■ **Exercise objective**
Would you write out the listing verbatim and skip every picture in it?

— start —

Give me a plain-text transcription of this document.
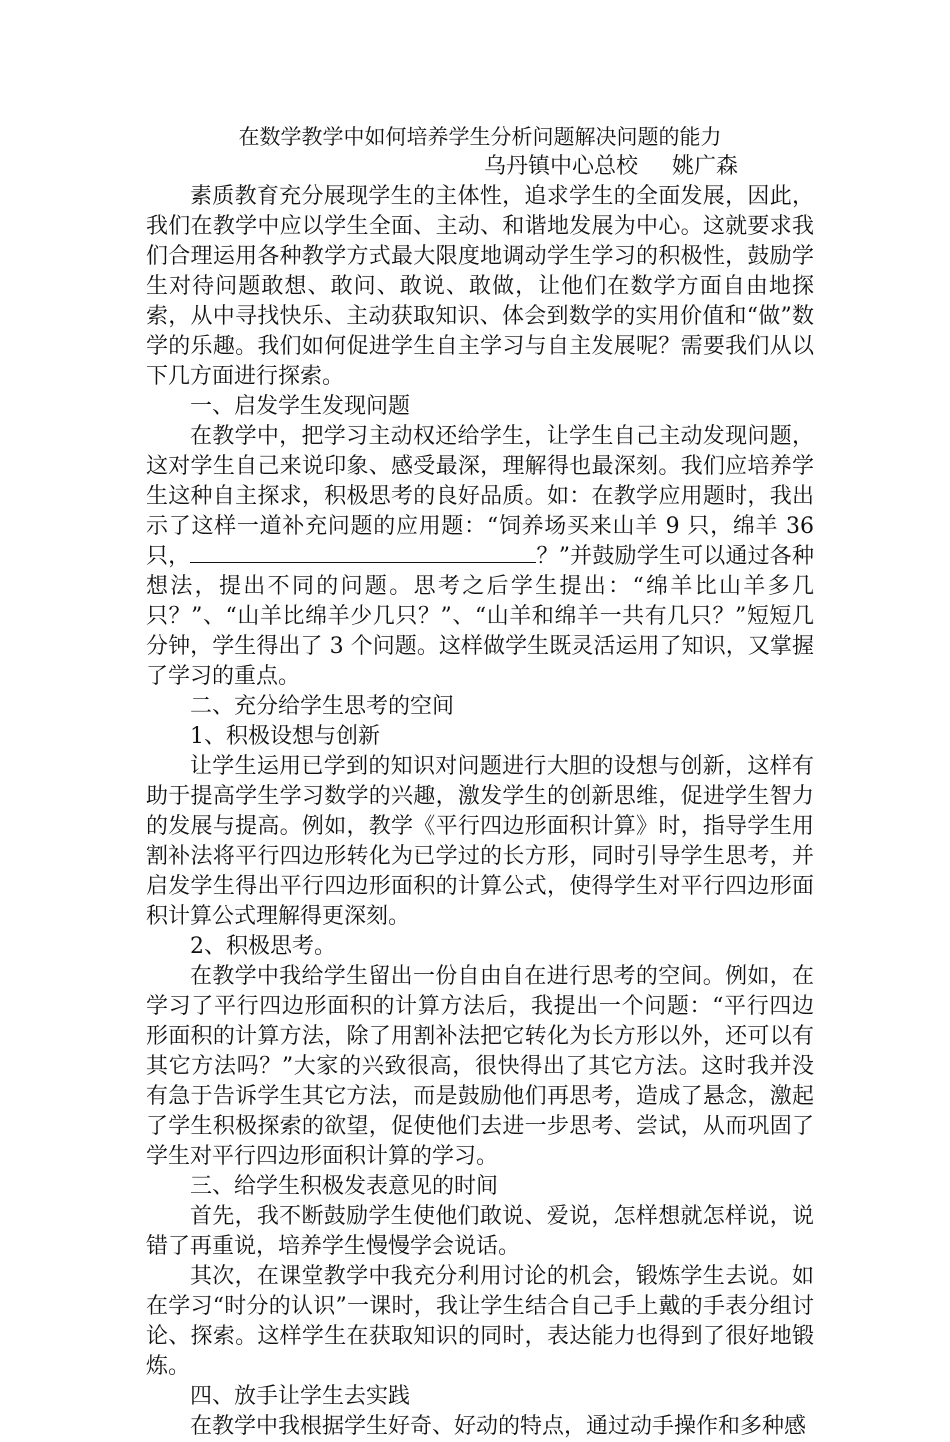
在数学教学中如何培养学生分析问题解决问题的能力
乌丹镇中心总校 姚广森

素质教育充分展现学生的主体性，追求学生的全面发展，因此，我们在教学中应以学生全面、主动、和谐地发展为中心。这就要求我们合理运用各种教学方式最大限度地调动学生学习的积极性，鼓励学生对待问题敢想、敢问、敢说、敢做，让他们在数学方面自由地探索，从中寻找快乐、主动获取知识、体会到数学的实用价值和“做”数学的乐趣。我们如何促进学生自主学习与自主发展呢？需要我们从以下几方面进行探索。

一、启发学生发现问题

在教学中，把学习主动权还给学生，让学生自己主动发现问题，这对学生自己来说印象、感受最深，理解得也最深刻。我们应培养学生这种自主探求，积极思考的良好品质。如：在教学应用题时，我出示了这样一道补充问题的应用题：“饲养场买来山羊 9 只，绵羊 36 只，	？”并鼓励学生可以通过各种想法，提出不同的问题。思考之后学生提出：“绵羊比山羊多几只？”、“山羊比绵羊少几只？”、“山羊和绵羊一共有几只？”短短几分钟，学生得出了 3 个问题。这样做学生既灵活运用了知识，又掌握了学习的重点。

二、充分给学生思考的空间
1、积极设想与创新

让学生运用已学到的知识对问题进行大胆的设想与创新，这样有助于提高学生学习数学的兴趣，激发学生的创新思维，促进学生智力的发展与提高。例如，教学《平行四边形面积计算》时，指导学生用割补法将平行四边形转化为已学过的长方形，同时引导学生思考，并启发学生得出平行四边形面积的计算公式，使得学生对平行四边形面积计算公式理解得更深刻。

2、积极思考。

在教学中我给学生留出一份自由自在进行思考的空间。例如，在学习了平行四边形面积的计算方法后，我提出一个问题：“平行四边形面积的计算方法，除了用割补法把它转化为长方形以外，还可以有其它方法吗？”大家的兴致很高，很快得出了其它方法。这时我并没有急于告诉学生其它方法，而是鼓励他们再思考，造成了悬念，激起了学生积极探索的欲望，促使他们去进一步思考、尝试，从而巩固了学生对平行四边形面积计算的学习。

三、给学生积极发表意见的时间

首先，我不断鼓励学生使他们敢说、爱说，怎样想就怎样说，说错了再重说，培养学生慢慢学会说话。

其次，在课堂教学中我充分利用讨论的机会，锻炼学生去说。如在学习“时分的认识”一课时，我让学生结合自己手上戴的手表分组讨论、探索。这样学生在获取知识的同时，表达能力也得到了很好地锻炼。

四、放手让学生去实践

在教学中我根据学生好奇、好动的特点，通过动手操作和多种感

— end —

■ **Solution**
Give me a plain-text transcription of this document.
在数学教学中如何培养学生分析问题解决问题的能力
乌丹镇中心总校 姚广森

素质教育充分展现学生的主体性，追求学生的全面发展，因此，我们在教学中应以学生全面、主动、和谐地发展为中心。这就要求我们合理运用各种教学方式最大限度地调动学生学习的积极性，鼓励学生对待问题敢想、敢问、敢说、敢做，让他们在数学方面自由地探索，从中寻找快乐、主动获取知识、体会到数学的实用价值和“做”数学的乐趣。我们如何促进学生自主学习与自主发展呢？需要我们从以下几方面进行探索。

一、启发学生发现问题

在教学中，把学习主动权还给学生，让学生自己主动发现问题，这对学生自己来说印象、感受最深，理解得也最深刻。我们应培养学生这种自主探求，积极思考的良好品质。如：在教学应用题时，我出示了这样一道补充问题的应用题：“饲养场买来山羊 9 只，绵羊 36 只，	？”并鼓励学生可以通过各种想法，提出不同的问题。思考之后学生提出：“绵羊比山羊多几只？”、“山羊比绵羊少几只？”、“山羊和绵羊一共有几只？”短短几分钟，学生得出了 3 个问题。这样做学生既灵活运用了知识，又掌握了学习的重点。

二、充分给学生思考的空间
1、积极设想与创新

让学生运用已学到的知识对问题进行大胆的设想与创新，这样有助于提高学生学习数学的兴趣，激发学生的创新思维，促进学生智力的发展与提高。例如，教学《平行四边形面积计算》时，指导学生用割补法将平行四边形转化为已学过的长方形，同时引导学生思考，并启发学生得出平行四边形面积的计算公式，使得学生对平行四边形面积计算公式理解得更深刻。

2、积极思考。

在教学中我给学生留出一份自由自在进行思考的空间。例如，在学习了平行四边形面积的计算方法后，我提出一个问题：“平行四边形面积的计算方法，除了用割补法把它转化为长方形以外，还可以有其它方法吗？”大家的兴致很高，很快得出了其它方法。这时我并没有急于告诉学生其它方法，而是鼓励他们再思考，造成了悬念，激起了学生积极探索的欲望，促使他们去进一步思考、尝试，从而巩固了学生对平行四边形面积计算的学习。

三、给学生积极发表意见的时间

首先，我不断鼓励学生使他们敢说、爱说，怎样想就怎样说，说错了再重说，培养学生慢慢学会说话。

其次，在课堂教学中我充分利用讨论的机会，锻炼学生去说。如在学习“时分的认识”一课时，我让学生结合自己手上戴的手表分组讨论、探索。这样学生在获取知识的同时，表达能力也得到了很好地锻炼。

四、放手让学生去实践

在教学中我根据学生好奇、好动的特点，通过动手操作和多种感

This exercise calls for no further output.